**Data excerpts:**
--- --- ---

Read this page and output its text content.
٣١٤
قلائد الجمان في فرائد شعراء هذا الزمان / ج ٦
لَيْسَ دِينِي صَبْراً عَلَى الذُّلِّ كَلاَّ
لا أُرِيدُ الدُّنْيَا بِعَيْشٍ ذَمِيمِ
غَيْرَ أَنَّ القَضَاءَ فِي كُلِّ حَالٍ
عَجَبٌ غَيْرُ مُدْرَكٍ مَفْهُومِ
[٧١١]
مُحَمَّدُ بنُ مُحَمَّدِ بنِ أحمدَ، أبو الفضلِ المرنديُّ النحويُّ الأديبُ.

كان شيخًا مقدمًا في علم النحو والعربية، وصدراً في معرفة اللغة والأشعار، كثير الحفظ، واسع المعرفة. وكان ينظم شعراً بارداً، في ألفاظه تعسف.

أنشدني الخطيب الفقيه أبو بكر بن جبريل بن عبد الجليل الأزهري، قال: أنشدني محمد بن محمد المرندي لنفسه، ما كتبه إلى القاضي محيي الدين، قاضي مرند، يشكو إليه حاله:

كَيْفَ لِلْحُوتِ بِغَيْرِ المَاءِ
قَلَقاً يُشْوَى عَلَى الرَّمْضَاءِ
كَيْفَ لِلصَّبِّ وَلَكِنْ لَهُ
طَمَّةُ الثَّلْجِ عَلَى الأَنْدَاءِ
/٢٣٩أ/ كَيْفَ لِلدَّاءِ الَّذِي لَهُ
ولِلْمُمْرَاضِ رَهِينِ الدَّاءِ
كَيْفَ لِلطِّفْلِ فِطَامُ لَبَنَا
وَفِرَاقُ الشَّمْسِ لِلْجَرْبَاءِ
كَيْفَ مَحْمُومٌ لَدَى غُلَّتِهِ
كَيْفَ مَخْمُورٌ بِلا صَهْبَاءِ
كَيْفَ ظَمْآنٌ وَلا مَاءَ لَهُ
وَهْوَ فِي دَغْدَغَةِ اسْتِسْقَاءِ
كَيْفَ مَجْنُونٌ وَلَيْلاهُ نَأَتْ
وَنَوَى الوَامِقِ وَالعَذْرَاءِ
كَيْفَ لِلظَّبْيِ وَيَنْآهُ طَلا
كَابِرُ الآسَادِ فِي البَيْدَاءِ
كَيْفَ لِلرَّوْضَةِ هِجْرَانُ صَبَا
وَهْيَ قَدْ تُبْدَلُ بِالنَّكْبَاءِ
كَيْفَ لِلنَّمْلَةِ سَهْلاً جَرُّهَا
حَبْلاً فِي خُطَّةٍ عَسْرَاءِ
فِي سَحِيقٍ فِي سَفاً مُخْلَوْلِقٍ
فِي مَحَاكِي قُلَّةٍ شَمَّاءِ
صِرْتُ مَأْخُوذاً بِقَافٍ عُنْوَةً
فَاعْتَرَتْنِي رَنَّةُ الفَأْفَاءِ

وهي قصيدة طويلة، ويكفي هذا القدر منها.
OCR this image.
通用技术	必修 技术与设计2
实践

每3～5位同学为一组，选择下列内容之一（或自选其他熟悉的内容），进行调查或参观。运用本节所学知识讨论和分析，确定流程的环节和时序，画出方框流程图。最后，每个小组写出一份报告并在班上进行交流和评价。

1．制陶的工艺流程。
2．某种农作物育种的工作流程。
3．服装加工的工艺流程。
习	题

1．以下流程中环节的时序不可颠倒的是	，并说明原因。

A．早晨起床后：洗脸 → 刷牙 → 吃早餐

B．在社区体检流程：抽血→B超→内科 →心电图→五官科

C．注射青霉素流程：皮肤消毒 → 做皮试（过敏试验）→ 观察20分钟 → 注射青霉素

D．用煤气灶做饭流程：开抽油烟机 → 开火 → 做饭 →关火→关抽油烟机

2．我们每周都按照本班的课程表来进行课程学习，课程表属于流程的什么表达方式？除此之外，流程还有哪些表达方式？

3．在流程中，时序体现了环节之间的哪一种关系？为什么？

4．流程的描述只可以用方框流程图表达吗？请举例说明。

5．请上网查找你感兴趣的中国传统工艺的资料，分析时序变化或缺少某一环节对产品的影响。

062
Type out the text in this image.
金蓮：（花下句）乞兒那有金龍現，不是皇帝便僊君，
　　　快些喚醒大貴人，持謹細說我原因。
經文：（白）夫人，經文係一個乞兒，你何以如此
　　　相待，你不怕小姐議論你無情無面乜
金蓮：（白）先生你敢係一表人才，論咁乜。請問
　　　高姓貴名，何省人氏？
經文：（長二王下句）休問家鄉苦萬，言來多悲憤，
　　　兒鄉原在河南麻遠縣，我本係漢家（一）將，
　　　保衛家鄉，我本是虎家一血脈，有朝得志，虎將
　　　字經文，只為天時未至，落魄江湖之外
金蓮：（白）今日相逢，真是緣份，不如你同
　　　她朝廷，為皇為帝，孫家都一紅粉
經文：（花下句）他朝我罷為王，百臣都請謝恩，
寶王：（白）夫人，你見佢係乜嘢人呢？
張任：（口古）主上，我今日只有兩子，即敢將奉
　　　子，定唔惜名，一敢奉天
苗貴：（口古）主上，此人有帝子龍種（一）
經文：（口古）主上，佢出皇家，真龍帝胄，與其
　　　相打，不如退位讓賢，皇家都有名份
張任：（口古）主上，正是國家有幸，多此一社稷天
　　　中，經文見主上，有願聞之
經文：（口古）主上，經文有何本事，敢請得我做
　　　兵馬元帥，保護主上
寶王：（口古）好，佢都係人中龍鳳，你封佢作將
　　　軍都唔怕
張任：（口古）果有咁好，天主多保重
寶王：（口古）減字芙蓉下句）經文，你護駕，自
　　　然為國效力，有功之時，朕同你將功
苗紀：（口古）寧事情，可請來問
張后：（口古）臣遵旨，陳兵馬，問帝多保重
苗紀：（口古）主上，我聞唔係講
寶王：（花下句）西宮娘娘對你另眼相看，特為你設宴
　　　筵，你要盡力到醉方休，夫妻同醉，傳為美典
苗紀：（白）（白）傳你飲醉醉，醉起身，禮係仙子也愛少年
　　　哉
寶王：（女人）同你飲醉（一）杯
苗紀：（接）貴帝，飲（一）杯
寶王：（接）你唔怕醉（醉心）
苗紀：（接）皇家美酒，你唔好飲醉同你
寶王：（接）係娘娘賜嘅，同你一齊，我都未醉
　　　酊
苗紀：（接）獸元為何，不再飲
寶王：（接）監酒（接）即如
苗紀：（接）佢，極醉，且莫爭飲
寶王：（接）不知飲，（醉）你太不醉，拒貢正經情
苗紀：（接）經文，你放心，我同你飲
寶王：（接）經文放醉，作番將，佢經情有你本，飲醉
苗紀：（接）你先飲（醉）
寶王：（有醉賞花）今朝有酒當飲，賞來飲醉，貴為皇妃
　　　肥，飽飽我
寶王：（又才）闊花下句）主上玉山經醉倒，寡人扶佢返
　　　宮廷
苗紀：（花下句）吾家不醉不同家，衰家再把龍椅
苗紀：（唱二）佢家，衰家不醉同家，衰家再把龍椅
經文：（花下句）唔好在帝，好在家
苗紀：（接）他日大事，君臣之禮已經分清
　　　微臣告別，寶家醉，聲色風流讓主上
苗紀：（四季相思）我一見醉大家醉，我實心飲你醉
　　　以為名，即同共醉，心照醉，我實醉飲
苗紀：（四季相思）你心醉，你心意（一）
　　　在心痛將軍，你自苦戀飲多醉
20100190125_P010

--- --- ---

**Stated task:** Check each line above for the word "this" and copy the ones that have it.

**Exercise output:**
Read this page and output its text content.
OCR this image.
Type out the text in this image.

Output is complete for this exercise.